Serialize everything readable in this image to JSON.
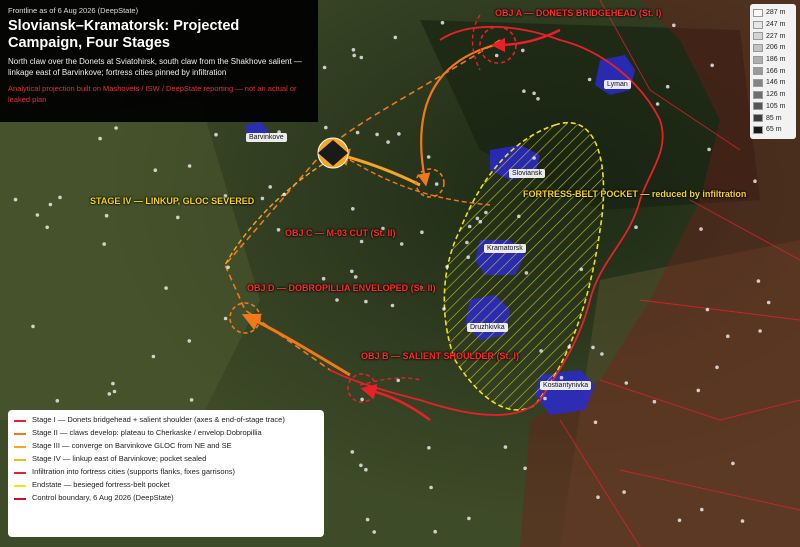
{
  "header": {
    "date": "Frontline as of 6 Aug 2026 (DeepState)",
    "title_line1": "Sloviansk–Kramatorsk: Projected",
    "title_line2": "Campaign, Four Stages",
    "subtitle": "North claw over the Donets at Sviatohirsk, south claw from the Shakhove salient — linkage east of Barvinkove; fortress cities pinned by infiltration",
    "warning": "Analytical projection built on Mashovets / ISW / DeepState reporting — not an actual or leaked plan"
  },
  "elevation_scale": {
    "steps": [
      {
        "label": "287 m",
        "color": "#ffffff"
      },
      {
        "label": "247 m",
        "color": "#e6e6e6"
      },
      {
        "label": "227 m",
        "color": "#d4d4d4"
      },
      {
        "label": "206 m",
        "color": "#c2c2c2"
      },
      {
        "label": "186 m",
        "color": "#aeaeae"
      },
      {
        "label": "166 m",
        "color": "#999999"
      },
      {
        "label": "146 m",
        "color": "#848484"
      },
      {
        "label": "126 m",
        "color": "#6e6e6e"
      },
      {
        "label": "105 m",
        "color": "#565656"
      },
      {
        "label": "85 m",
        "color": "#3c3c3c"
      },
      {
        "label": "65 m",
        "color": "#1a1a1a"
      }
    ]
  },
  "map_labels": {
    "obj_a": "OBJ A — DONETS BRIDGEHEAD (St. I)",
    "obj_b": "OBJ B — SALIENT SHOULDER (St. I)",
    "obj_c": "OBJ C — M-03 CUT (St. II)",
    "obj_d": "OBJ D — DOBROPILLIA ENVELOPED (St. II)",
    "stage4": "STAGE IV — LINKUP, GLOC SEVERED",
    "pocket": "FORTRESS-BELT POCKET — reduced by infiltration"
  },
  "cities": {
    "lyman": "Lyman",
    "barvinkove": "Barvinkove",
    "sloviansk": "Sloviansk",
    "kramatorsk": "Kramatorsk",
    "druzhkivka": "Druzhkivka",
    "kostiantynivka": "Kostiantynivka"
  },
  "legend": {
    "items": [
      {
        "label": "Stage I — Donets bridgehead + salient shoulder (axes & end-of-stage trace)",
        "color": "#e8202a"
      },
      {
        "label": "Stage II — claws develop: plateau to Cherkaske / envelop Dobropillia",
        "color": "#f07a1a"
      },
      {
        "label": "Stage III — converge on Barvinkove GLOC from NE and SE",
        "color": "#f5a623"
      },
      {
        "label": "Stage IV — linkup east of Barvinkove; pocket sealed",
        "color": "#e8c020"
      },
      {
        "label": "Infiltration into fortress cities (supports flanks, fixes garrisons)",
        "color": "#e8202a"
      },
      {
        "label": "Endstate — besieged fortress-belt pocket",
        "color": "#f2e21a"
      },
      {
        "label": "Control boundary, 6 Aug 2026 (DeepState)",
        "color": "#c0152a"
      }
    ]
  },
  "colors": {
    "stage1": "#e8202a",
    "stage2": "#f07a1a",
    "stage3": "#f5a623",
    "pocket": "#f2e21a",
    "control": "#c0152a",
    "urban": "#2a2acc"
  }
}
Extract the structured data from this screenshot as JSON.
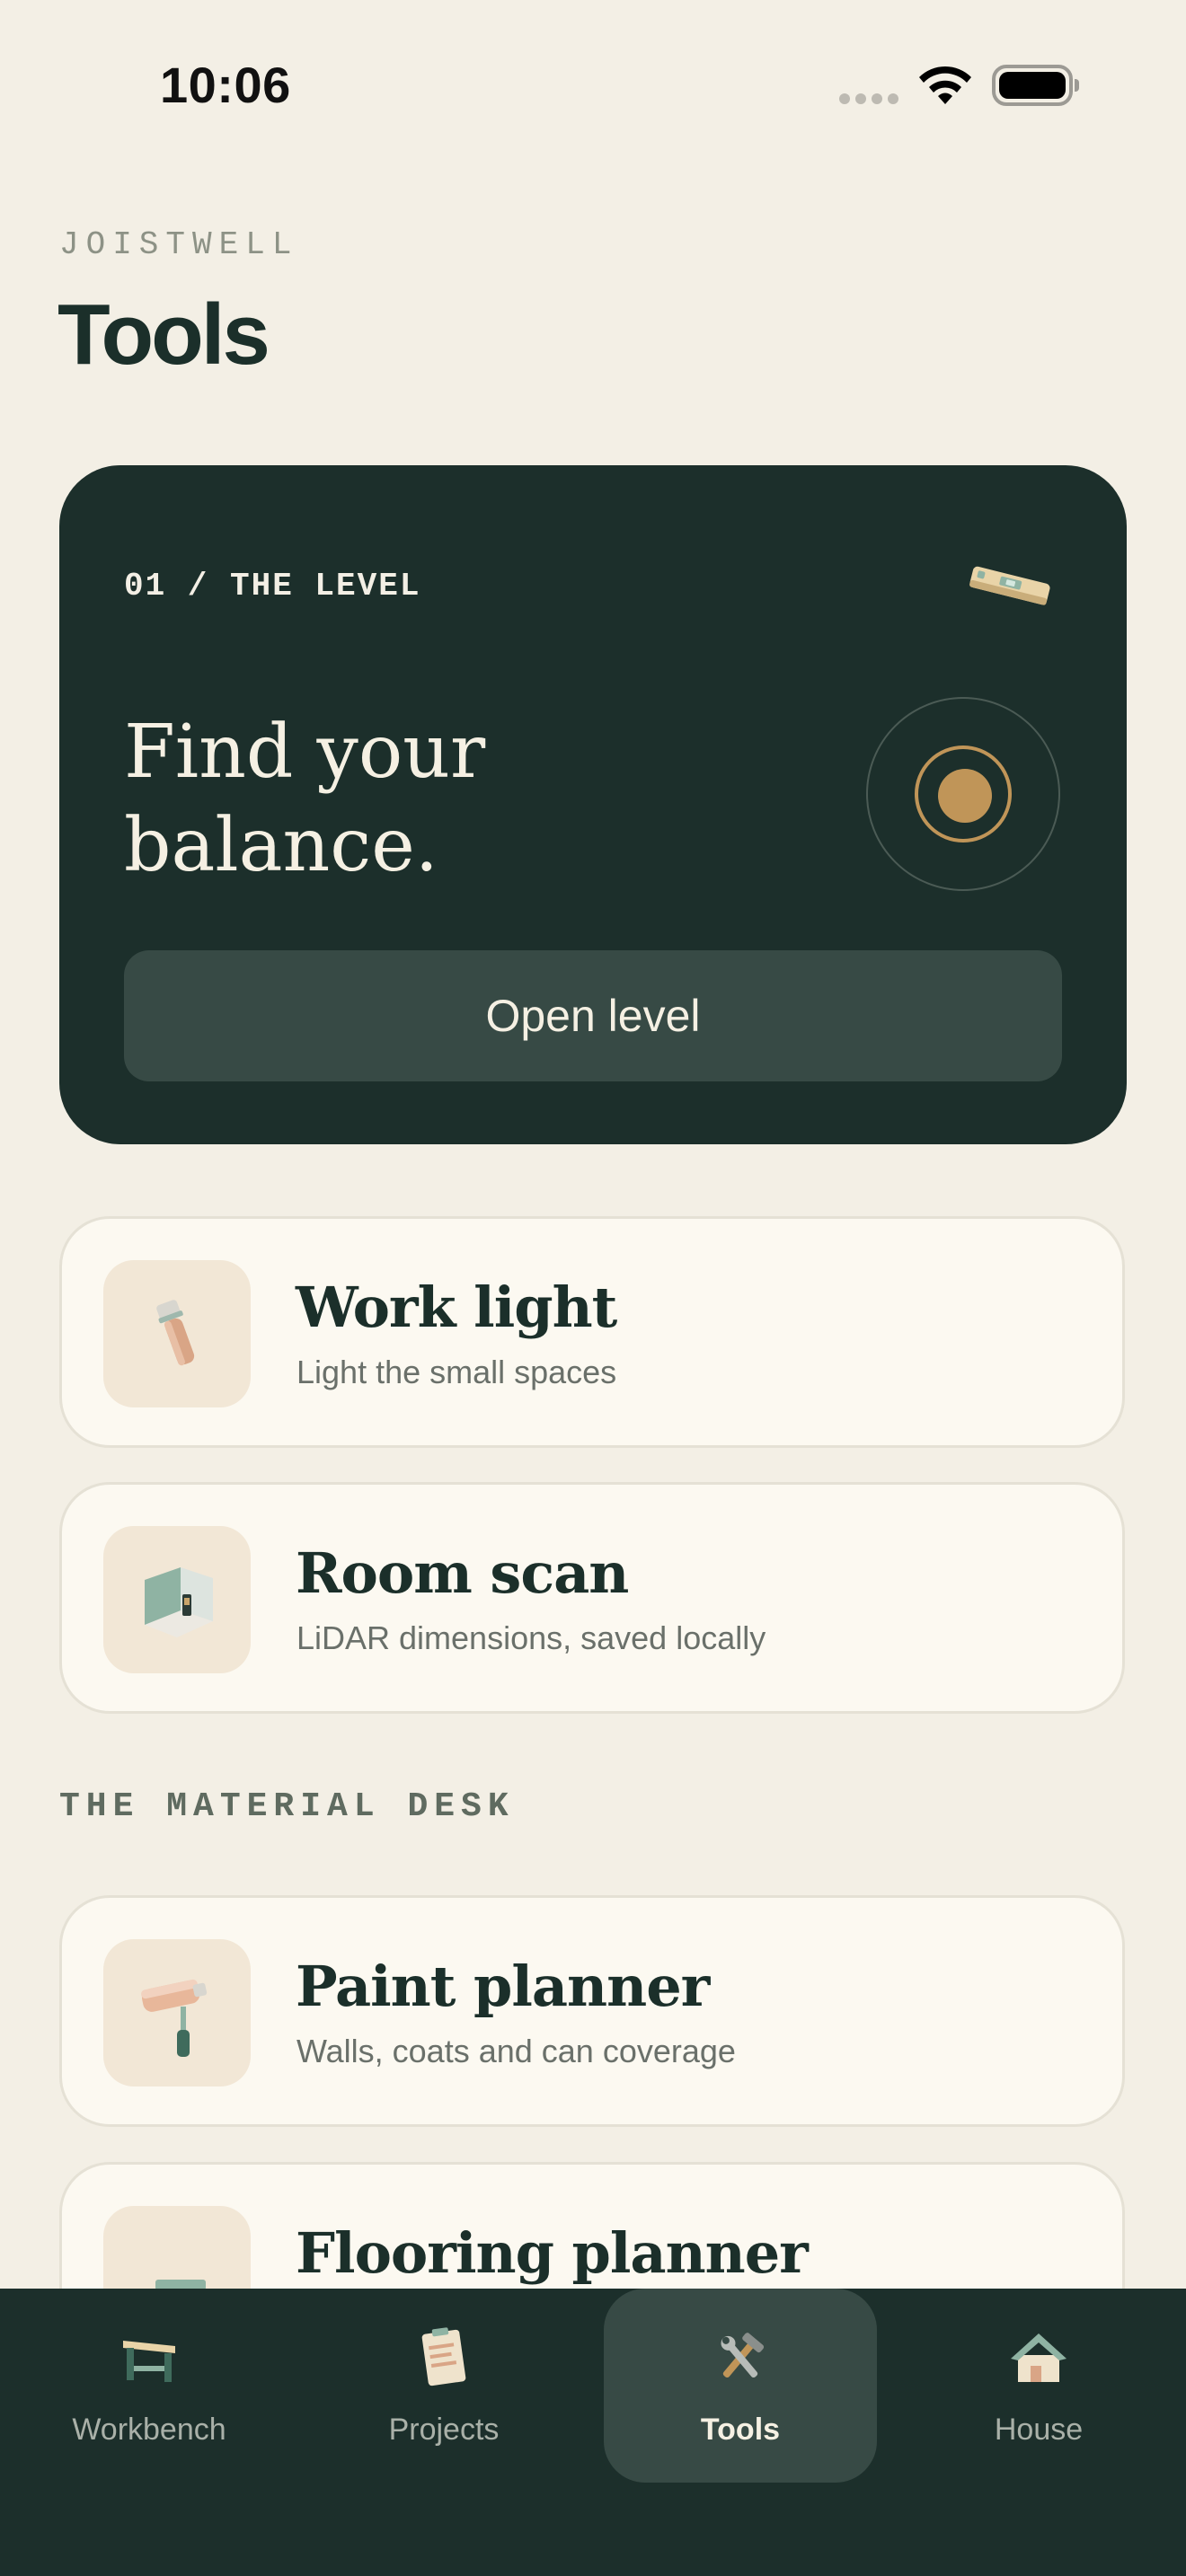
{
  "status_bar": {
    "time": "10:06"
  },
  "header": {
    "brand": "JOISTWELL",
    "title": "Tools"
  },
  "hero": {
    "kicker": "01 / THE LEVEL",
    "headline_line1": "Find your",
    "headline_line2": "balance.",
    "button_label": "Open level",
    "icon": "spirit-level-icon"
  },
  "tools": [
    {
      "title": "Work light",
      "subtitle": "Light the small spaces",
      "icon": "flashlight-icon"
    },
    {
      "title": "Room scan",
      "subtitle": "LiDAR dimensions, saved locally",
      "icon": "room-scan-icon"
    },
    {
      "title": "Paint planner",
      "subtitle": "Walls, coats and can coverage",
      "icon": "paint-roller-icon"
    },
    {
      "title": "Flooring planner",
      "subtitle": "",
      "icon": "flooring-planks-icon"
    }
  ],
  "section": {
    "material_desk": "THE MATERIAL DESK"
  },
  "tab_bar": {
    "tabs": [
      {
        "label": "Workbench",
        "icon": "workbench-icon",
        "active": false
      },
      {
        "label": "Projects",
        "icon": "clipboard-icon",
        "active": false
      },
      {
        "label": "Tools",
        "icon": "tools-icon",
        "active": true
      },
      {
        "label": "House",
        "icon": "house-icon",
        "active": false
      }
    ]
  },
  "colors": {
    "background": "#f3efe5",
    "dark_green": "#1c2f2b",
    "accent_gold": "#c09558",
    "card": "#fcf9f1"
  }
}
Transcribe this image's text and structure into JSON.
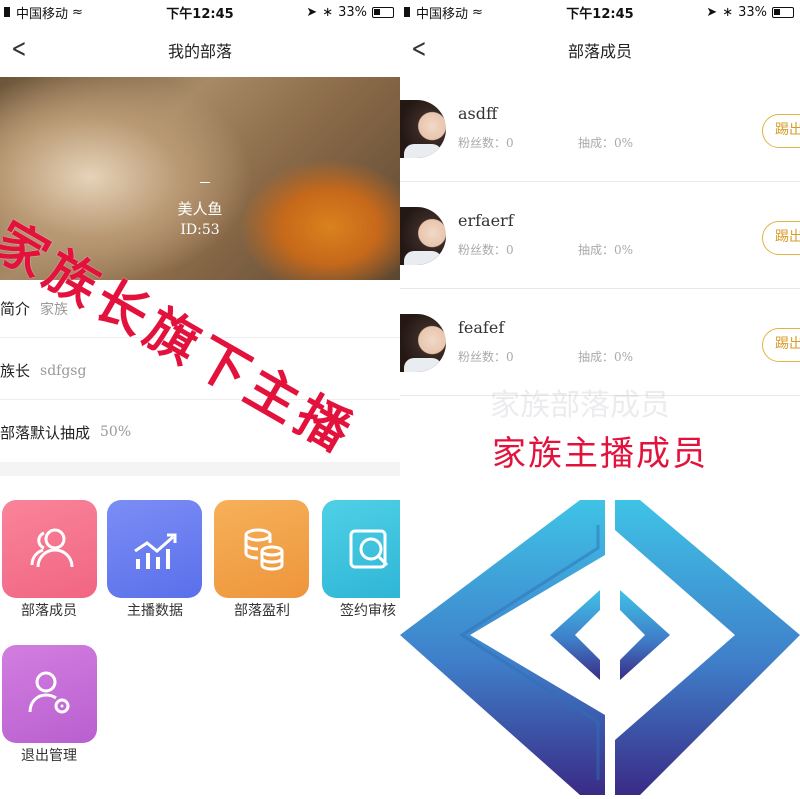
{
  "status_left": {
    "carrier": "中国移动",
    "time": "下午12:45",
    "battery": "33%"
  },
  "status_right": {
    "carrier": "中国移动",
    "time": "下午12:45",
    "battery": "33%"
  },
  "left_screen": {
    "title": "我的部落",
    "profile": {
      "name": "美人鱼",
      "id": "ID:53"
    },
    "info": [
      {
        "label": "简介",
        "value": "家族"
      },
      {
        "label": "族长",
        "value": "sdfgsg"
      },
      {
        "label": "部落默认抽成",
        "value": "50%"
      }
    ],
    "tiles": [
      {
        "label": "部落成员",
        "icon": "members-icon",
        "color": "#f4768f"
      },
      {
        "label": "主播数据",
        "icon": "chart-icon",
        "color": "#6a7ff0"
      },
      {
        "label": "部落盈利",
        "icon": "coins-icon",
        "color": "#f0a34a"
      },
      {
        "label": "签约审核",
        "icon": "review-icon",
        "color": "#3ec6de"
      },
      {
        "label": "退出管理",
        "icon": "user-settings-icon",
        "color": "#c56fd6"
      }
    ],
    "overlay_text": "家族长旗下主播"
  },
  "right_screen": {
    "title": "部落成员",
    "members": [
      {
        "name": "asdff",
        "fans": "粉丝数：0",
        "cut": "抽成：0%",
        "action": "踢出"
      },
      {
        "name": "erfaerf",
        "fans": "粉丝数：0",
        "cut": "抽成：0%",
        "action": "踢出"
      },
      {
        "name": "feafef",
        "fans": "粉丝数：0",
        "cut": "抽成：0%",
        "action": "踢出"
      }
    ],
    "faded_text": "家族部落成员",
    "caption": "家族主播成员"
  },
  "colors": {
    "accent_red": "#e3123c",
    "kick_border": "#e0b347",
    "logo_top": "#3fb9e0",
    "logo_bottom": "#3a2f8a"
  }
}
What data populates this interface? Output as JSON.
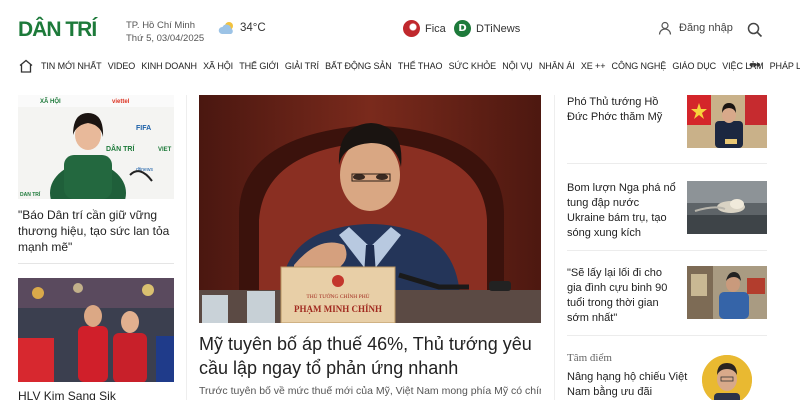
{
  "header": {
    "logo": "DÂN TRÍ",
    "city": "TP. Hồ Chí Minh",
    "date": "Thứ 5, 03/04/2025",
    "temperature": "34°C",
    "partners": [
      "Fica",
      "DTiNews"
    ],
    "login_label": "Đăng nhập"
  },
  "nav": {
    "items": [
      "TIN MỚI NHẤT",
      "VIDEO",
      "KINH DOANH",
      "XÃ HỘI",
      "THẾ GIỚI",
      "GIẢI TRÍ",
      "BẤT ĐỘNG SẢN",
      "THỂ THAO",
      "SỨC KHỎE",
      "NỘI VỤ",
      "NHÂN ÁI",
      "XE ++",
      "CÔNG NGHỆ",
      "GIÁO DỤC",
      "VIỆC LÀM",
      "PHÁP LUẬT"
    ],
    "more": "•••"
  },
  "left": {
    "article1": {
      "title": "\"Báo Dân trí cần giữ vững thương hiệu, tạo sức lan tỏa mạnh mẽ\"",
      "backdrop": [
        "XÃ HỘI",
        "viettel",
        "FIFA",
        "DÂN TRÍ",
        "dtinews",
        "VIET",
        "DAN TRÍ"
      ]
    },
    "article2": {
      "title": "HLV Kim Sang Sik"
    }
  },
  "main": {
    "title": "Mỹ tuyên bố áp thuế 46%, Thủ tướng yêu cầu lập ngay tổ phản ứng nhanh",
    "sapo": "Trước tuyên bố về mức thuế mới của Mỹ, Việt Nam mong phía Mỹ có chính sách",
    "placard_top": "THỦ TƯỚNG CHÍNH PHỦ",
    "placard_name": "PHẠM MINH CHÍNH"
  },
  "right": {
    "items": [
      {
        "title": "Phó Thủ tướng Hồ Đức Phớc thăm Mỹ"
      },
      {
        "title": "Bom lượn Nga phá nổ tung đập nước Ukraine bám trụ, tạo sóng xung kích"
      },
      {
        "title": "\"Sẽ lấy lại lối đi cho gia đình cựu binh 90 tuổi trong thời gian sớm nhất\""
      }
    ],
    "tam_diem_label": "Tâm điểm",
    "tam_diem_title": "Nâng hạng hộ chiếu Việt Nam bằng ưu đãi"
  },
  "colors": {
    "brand": "#1d7a3a",
    "text": "#222222"
  }
}
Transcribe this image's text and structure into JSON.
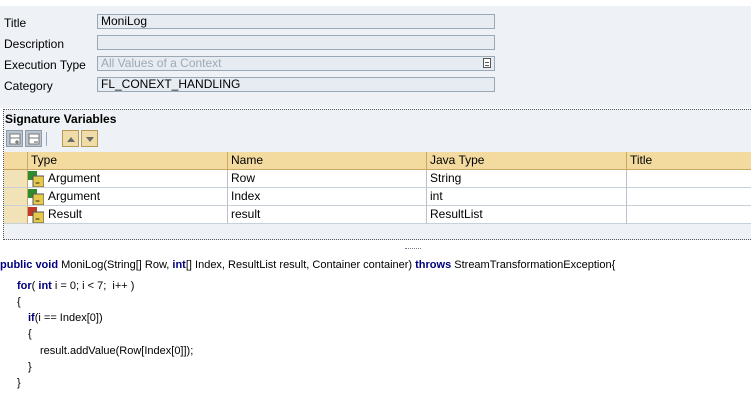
{
  "form": {
    "title_label": "Title",
    "title_value": "MoniLog",
    "description_label": "Description",
    "description_value": "",
    "execution_type_label": "Execution Type",
    "execution_type_value": "All Values of a Context",
    "category_label": "Category",
    "category_value": "FL_CONEXT_HANDLING"
  },
  "signature": {
    "title": "Signature Variables",
    "columns": [
      "Type",
      "Name",
      "Java Type",
      "Title"
    ],
    "rows": [
      {
        "type": "Argument",
        "name": "Row",
        "java_type": "String",
        "title": "",
        "icon": "argument-icon"
      },
      {
        "type": "Argument",
        "name": "Index",
        "java_type": "int",
        "title": "",
        "icon": "argument-icon"
      },
      {
        "type": "Result",
        "name": "result",
        "java_type": "ResultList",
        "title": "",
        "icon": "result-icon"
      }
    ]
  },
  "code": {
    "line1_kw1": "public void",
    "line1_a": " MoniLog(String[] Row, ",
    "line1_kw2": "int",
    "line1_b": "[] Index, ResultList result, Container container) ",
    "line1_kw3": "throws",
    "line1_c": " StreamTransformationException{",
    "line2_kw": "for",
    "line2_a": "( ",
    "line2_kw2": "int",
    "line2_b": " i = 0; i < 7;  i++ )",
    "line3": "{",
    "line4_kw": "if",
    "line4_a": "(i == Index[0])",
    "line5": "{",
    "line6": "result.addValue(Row[Index[0]]);",
    "line7": "}",
    "line8": "}"
  },
  "colors": {
    "keyword": "#000080",
    "header_bg": "#f3dba0",
    "panel_bg": "#eef1f5"
  }
}
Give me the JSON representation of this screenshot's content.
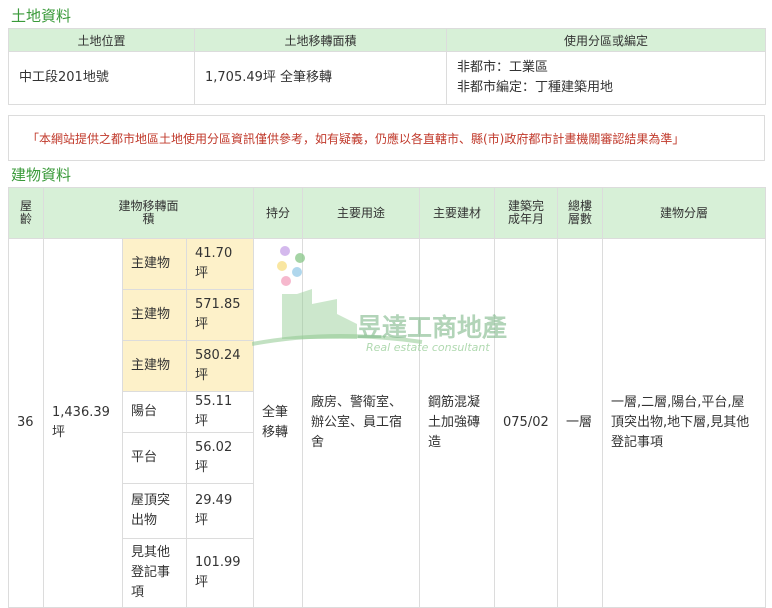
......
What you have to do: Every line of the listing that holds "String" should be found and copied.

In response:
        "java_type": "String",
    "line1_a": " MoniLog(String[] Row, ",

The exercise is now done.